## Material provided
»»

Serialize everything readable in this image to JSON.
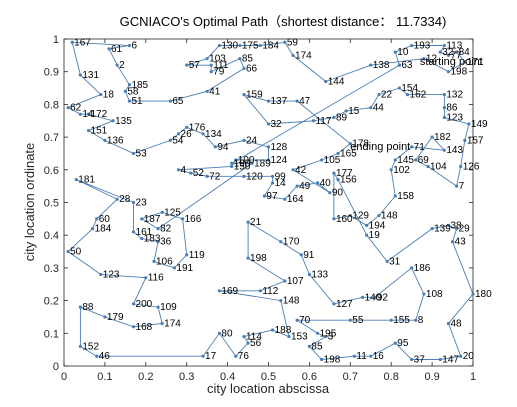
{
  "chart_data": {
    "type": "line",
    "title": "GCNIACO's Optimal Path（shortest distance： 11.7334)",
    "xlabel": "city location abscissa",
    "ylabel": "city location ordinate",
    "xlim": [
      0,
      1
    ],
    "ylim": [
      0,
      1
    ],
    "xticks": [
      "0",
      "0.1",
      "0.2",
      "0.3",
      "0.4",
      "0.5",
      "0.6",
      "0.7",
      "0.8",
      "0.9",
      "1"
    ],
    "yticks": [
      "0",
      "0.1",
      "0.2",
      "0.3",
      "0.4",
      "0.5",
      "0.6",
      "0.7",
      "0.8",
      "0.9",
      "1"
    ],
    "grid": false,
    "line_color": "#4a7fb5",
    "annotations": [
      {
        "text": "starting point",
        "x": 0.87,
        "y": 0.92
      },
      {
        "text": "ending point",
        "x": 0.7,
        "y": 0.66
      }
    ],
    "series": [
      {
        "values": [
          {
            "label": "63",
            "x": 0.82,
            "y": 0.92
          },
          {
            "label": "10",
            "x": 0.81,
            "y": 0.96
          },
          {
            "label": "193",
            "x": 0.85,
            "y": 0.98
          },
          {
            "label": "113",
            "x": 0.93,
            "y": 0.98
          },
          {
            "label": "32",
            "x": 0.92,
            "y": 0.96
          },
          {
            "label": "77",
            "x": 0.94,
            "y": 0.95
          },
          {
            "label": "84",
            "x": 0.96,
            "y": 0.96
          },
          {
            "label": "171",
            "x": 0.98,
            "y": 0.93
          },
          {
            "label": "198",
            "x": 0.94,
            "y": 0.9
          },
          {
            "label": "12",
            "x": 0.88,
            "y": 0.94
          },
          {
            "label": "138",
            "x": 0.75,
            "y": 0.92
          },
          {
            "label": "144",
            "x": 0.64,
            "y": 0.87
          },
          {
            "label": "174",
            "x": 0.56,
            "y": 0.95
          },
          {
            "label": "59",
            "x": 0.54,
            "y": 0.99
          },
          {
            "label": "184",
            "x": 0.48,
            "y": 0.98
          },
          {
            "label": "175",
            "x": 0.43,
            "y": 0.98
          },
          {
            "label": "130",
            "x": 0.38,
            "y": 0.98
          },
          {
            "label": "103",
            "x": 0.35,
            "y": 0.94
          },
          {
            "label": "57",
            "x": 0.3,
            "y": 0.92
          },
          {
            "label": "111",
            "x": 0.36,
            "y": 0.92
          },
          {
            "label": "79",
            "x": 0.36,
            "y": 0.9
          },
          {
            "label": "85",
            "x": 0.43,
            "y": 0.94
          },
          {
            "label": "66",
            "x": 0.44,
            "y": 0.91
          },
          {
            "label": "41",
            "x": 0.35,
            "y": 0.84
          },
          {
            "label": "65",
            "x": 0.26,
            "y": 0.81
          },
          {
            "label": "51",
            "x": 0.16,
            "y": 0.81
          },
          {
            "label": "58",
            "x": 0.15,
            "y": 0.84
          },
          {
            "label": "185",
            "x": 0.16,
            "y": 0.86
          },
          {
            "label": "2",
            "x": 0.13,
            "y": 0.92
          },
          {
            "label": "61",
            "x": 0.11,
            "y": 0.97
          },
          {
            "label": "6",
            "x": 0.16,
            "y": 0.98
          },
          {
            "label": "167",
            "x": 0.02,
            "y": 0.99
          },
          {
            "label": "131",
            "x": 0.04,
            "y": 0.89
          },
          {
            "label": "18",
            "x": 0.09,
            "y": 0.83
          },
          {
            "label": "62",
            "x": 0.01,
            "y": 0.79
          },
          {
            "label": "14",
            "x": 0.04,
            "y": 0.77
          },
          {
            "label": "172",
            "x": 0.06,
            "y": 0.77
          },
          {
            "label": "135",
            "x": 0.12,
            "y": 0.75
          },
          {
            "label": "151",
            "x": 0.06,
            "y": 0.72
          },
          {
            "label": "136",
            "x": 0.1,
            "y": 0.69
          },
          {
            "label": "53",
            "x": 0.17,
            "y": 0.65
          },
          {
            "label": "54",
            "x": 0.26,
            "y": 0.69
          },
          {
            "label": "26",
            "x": 0.28,
            "y": 0.71
          },
          {
            "label": "176",
            "x": 0.3,
            "y": 0.73
          },
          {
            "label": "134",
            "x": 0.34,
            "y": 0.71
          },
          {
            "label": "94",
            "x": 0.37,
            "y": 0.67
          },
          {
            "label": "24",
            "x": 0.44,
            "y": 0.69
          },
          {
            "label": "128",
            "x": 0.5,
            "y": 0.67
          },
          {
            "label": "124",
            "x": 0.5,
            "y": 0.63
          },
          {
            "label": "100",
            "x": 0.42,
            "y": 0.63
          },
          {
            "label": "150",
            "x": 0.41,
            "y": 0.61
          },
          {
            "label": "4",
            "x": 0.28,
            "y": 0.6
          },
          {
            "label": "52",
            "x": 0.31,
            "y": 0.59
          },
          {
            "label": "72",
            "x": 0.35,
            "y": 0.58
          },
          {
            "label": "120",
            "x": 0.44,
            "y": 0.58
          },
          {
            "label": "99",
            "x": 0.51,
            "y": 0.58
          },
          {
            "label": "14b",
            "x": 0.51,
            "y": 0.56
          },
          {
            "label": "97",
            "x": 0.49,
            "y": 0.52
          },
          {
            "label": "164",
            "x": 0.54,
            "y": 0.51
          },
          {
            "label": "49",
            "x": 0.57,
            "y": 0.55
          },
          {
            "label": "40",
            "x": 0.62,
            "y": 0.56
          },
          {
            "label": "90",
            "x": 0.65,
            "y": 0.53
          },
          {
            "label": "42",
            "x": 0.56,
            "y": 0.6
          },
          {
            "label": "105",
            "x": 0.63,
            "y": 0.63
          },
          {
            "label": "165",
            "x": 0.67,
            "y": 0.65
          },
          {
            "label": "178",
            "x": 0.7,
            "y": 0.68
          },
          {
            "label": "47",
            "x": 0.57,
            "y": 0.81
          },
          {
            "label": "137",
            "x": 0.5,
            "y": 0.81
          },
          {
            "label": "159",
            "x": 0.44,
            "y": 0.83
          },
          {
            "label": "32b",
            "x": 0.5,
            "y": 0.74
          },
          {
            "label": "117",
            "x": 0.61,
            "y": 0.75
          },
          {
            "label": "89",
            "x": 0.66,
            "y": 0.76
          },
          {
            "label": "15",
            "x": 0.69,
            "y": 0.78
          },
          {
            "label": "44",
            "x": 0.75,
            "y": 0.79
          },
          {
            "label": "22",
            "x": 0.77,
            "y": 0.83
          },
          {
            "label": "154",
            "x": 0.82,
            "y": 0.85
          },
          {
            "label": "162",
            "x": 0.84,
            "y": 0.83
          },
          {
            "label": "132",
            "x": 0.93,
            "y": 0.83
          },
          {
            "label": "86",
            "x": 0.93,
            "y": 0.79
          },
          {
            "label": "123",
            "x": 0.93,
            "y": 0.76
          },
          {
            "label": "149",
            "x": 0.99,
            "y": 0.74
          },
          {
            "label": "157",
            "x": 0.98,
            "y": 0.69
          },
          {
            "label": "126",
            "x": 0.97,
            "y": 0.61
          },
          {
            "label": "7",
            "x": 0.96,
            "y": 0.55
          },
          {
            "label": "104",
            "x": 0.89,
            "y": 0.61
          },
          {
            "label": "69",
            "x": 0.86,
            "y": 0.63
          },
          {
            "label": "182",
            "x": 0.9,
            "y": 0.7
          },
          {
            "label": "143",
            "x": 0.93,
            "y": 0.66
          },
          {
            "label": "71",
            "x": 0.85,
            "y": 0.67
          },
          {
            "label": "145",
            "x": 0.81,
            "y": 0.63
          },
          {
            "label": "102",
            "x": 0.8,
            "y": 0.6
          },
          {
            "label": "158",
            "x": 0.81,
            "y": 0.52
          },
          {
            "label": "148",
            "x": 0.77,
            "y": 0.46
          },
          {
            "label": "194",
            "x": 0.74,
            "y": 0.43
          },
          {
            "label": "129",
            "x": 0.7,
            "y": 0.46
          },
          {
            "label": "160",
            "x": 0.66,
            "y": 0.45
          },
          {
            "label": "177",
            "x": 0.66,
            "y": 0.59
          },
          {
            "label": "156",
            "x": 0.67,
            "y": 0.57
          },
          {
            "label": "19",
            "x": 0.74,
            "y": 0.4
          },
          {
            "label": "31",
            "x": 0.79,
            "y": 0.32
          },
          {
            "label": "139",
            "x": 0.9,
            "y": 0.42
          },
          {
            "label": "38",
            "x": 0.94,
            "y": 0.43
          },
          {
            "label": "29",
            "x": 0.96,
            "y": 0.42
          },
          {
            "label": "43",
            "x": 0.95,
            "y": 0.38
          },
          {
            "label": "180",
            "x": 1.0,
            "y": 0.22
          },
          {
            "label": "48",
            "x": 0.94,
            "y": 0.13
          },
          {
            "label": "20",
            "x": 0.97,
            "y": 0.03
          },
          {
            "label": "147",
            "x": 0.92,
            "y": 0.02
          },
          {
            "label": "37",
            "x": 0.85,
            "y": 0.02
          },
          {
            "label": "95",
            "x": 0.81,
            "y": 0.07
          },
          {
            "label": "16",
            "x": 0.75,
            "y": 0.03
          },
          {
            "label": "11",
            "x": 0.71,
            "y": 0.03
          },
          {
            "label": "198b",
            "x": 0.63,
            "y": 0.02
          },
          {
            "label": "85b",
            "x": 0.6,
            "y": 0.06
          },
          {
            "label": "3",
            "x": 0.64,
            "y": 0.09
          },
          {
            "label": "195",
            "x": 0.62,
            "y": 0.1
          },
          {
            "label": "70",
            "x": 0.57,
            "y": 0.14
          },
          {
            "label": "55",
            "x": 0.7,
            "y": 0.14
          },
          {
            "label": "155",
            "x": 0.8,
            "y": 0.14
          },
          {
            "label": "8",
            "x": 0.86,
            "y": 0.14
          },
          {
            "label": "108",
            "x": 0.88,
            "y": 0.22
          },
          {
            "label": "186",
            "x": 0.85,
            "y": 0.3
          },
          {
            "label": "92",
            "x": 0.76,
            "y": 0.21
          },
          {
            "label": "140",
            "x": 0.73,
            "y": 0.21
          },
          {
            "label": "127",
            "x": 0.66,
            "y": 0.19
          },
          {
            "label": "133",
            "x": 0.6,
            "y": 0.28
          },
          {
            "label": "91",
            "x": 0.58,
            "y": 0.34
          },
          {
            "label": "170",
            "x": 0.53,
            "y": 0.38
          },
          {
            "label": "21",
            "x": 0.45,
            "y": 0.44
          },
          {
            "label": "198c",
            "x": 0.45,
            "y": 0.33
          },
          {
            "label": "107",
            "x": 0.54,
            "y": 0.26
          },
          {
            "label": "112",
            "x": 0.48,
            "y": 0.23
          },
          {
            "label": "169",
            "x": 0.38,
            "y": 0.23
          },
          {
            "label": "148b",
            "x": 0.53,
            "y": 0.2
          },
          {
            "label": "153",
            "x": 0.55,
            "y": 0.09
          },
          {
            "label": "188",
            "x": 0.51,
            "y": 0.11
          },
          {
            "label": "114",
            "x": 0.44,
            "y": 0.09
          },
          {
            "label": "56",
            "x": 0.45,
            "y": 0.07
          },
          {
            "label": "76",
            "x": 0.42,
            "y": 0.03
          },
          {
            "label": "80",
            "x": 0.38,
            "y": 0.1
          },
          {
            "label": "17",
            "x": 0.34,
            "y": 0.03
          },
          {
            "label": "46",
            "x": 0.08,
            "y": 0.03
          },
          {
            "label": "152",
            "x": 0.04,
            "y": 0.06
          },
          {
            "label": "88",
            "x": 0.04,
            "y": 0.18
          },
          {
            "label": "179",
            "x": 0.1,
            "y": 0.15
          },
          {
            "label": "168",
            "x": 0.17,
            "y": 0.12
          },
          {
            "label": "174b",
            "x": 0.24,
            "y": 0.13
          },
          {
            "label": "109",
            "x": 0.23,
            "y": 0.18
          },
          {
            "label": "200",
            "x": 0.17,
            "y": 0.19
          },
          {
            "label": "116",
            "x": 0.2,
            "y": 0.27
          },
          {
            "label": "123b",
            "x": 0.09,
            "y": 0.28
          },
          {
            "label": "50",
            "x": 0.01,
            "y": 0.35
          },
          {
            "label": "184b",
            "x": 0.07,
            "y": 0.42
          },
          {
            "label": "60",
            "x": 0.08,
            "y": 0.45
          },
          {
            "label": "28",
            "x": 0.13,
            "y": 0.51
          },
          {
            "label": "181",
            "x": 0.03,
            "y": 0.57
          },
          {
            "label": "23",
            "x": 0.17,
            "y": 0.5
          },
          {
            "label": "161",
            "x": 0.17,
            "y": 0.41
          },
          {
            "label": "183",
            "x": 0.19,
            "y": 0.39
          },
          {
            "label": "36",
            "x": 0.23,
            "y": 0.38
          },
          {
            "label": "106",
            "x": 0.22,
            "y": 0.32
          },
          {
            "label": "191",
            "x": 0.27,
            "y": 0.3
          },
          {
            "label": "119",
            "x": 0.3,
            "y": 0.34
          },
          {
            "label": "166",
            "x": 0.29,
            "y": 0.45
          },
          {
            "label": "125",
            "x": 0.24,
            "y": 0.47
          },
          {
            "label": "187",
            "x": 0.19,
            "y": 0.45
          },
          {
            "label": "82",
            "x": 0.23,
            "y": 0.42
          },
          {
            "label": "189",
            "x": 0.46,
            "y": 0.62
          },
          {
            "label": "190",
            "x": 0.41,
            "y": 0.62
          },
          {
            "label": "63b",
            "x": 0.82,
            "y": 0.92
          }
        ]
      }
    ]
  }
}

««

## Task statement
Read through the lines above and collect those that contain the string "city".

## Exercise output
    "xlabel": "city location abscissa",
    "ylabel": "city location ordinate",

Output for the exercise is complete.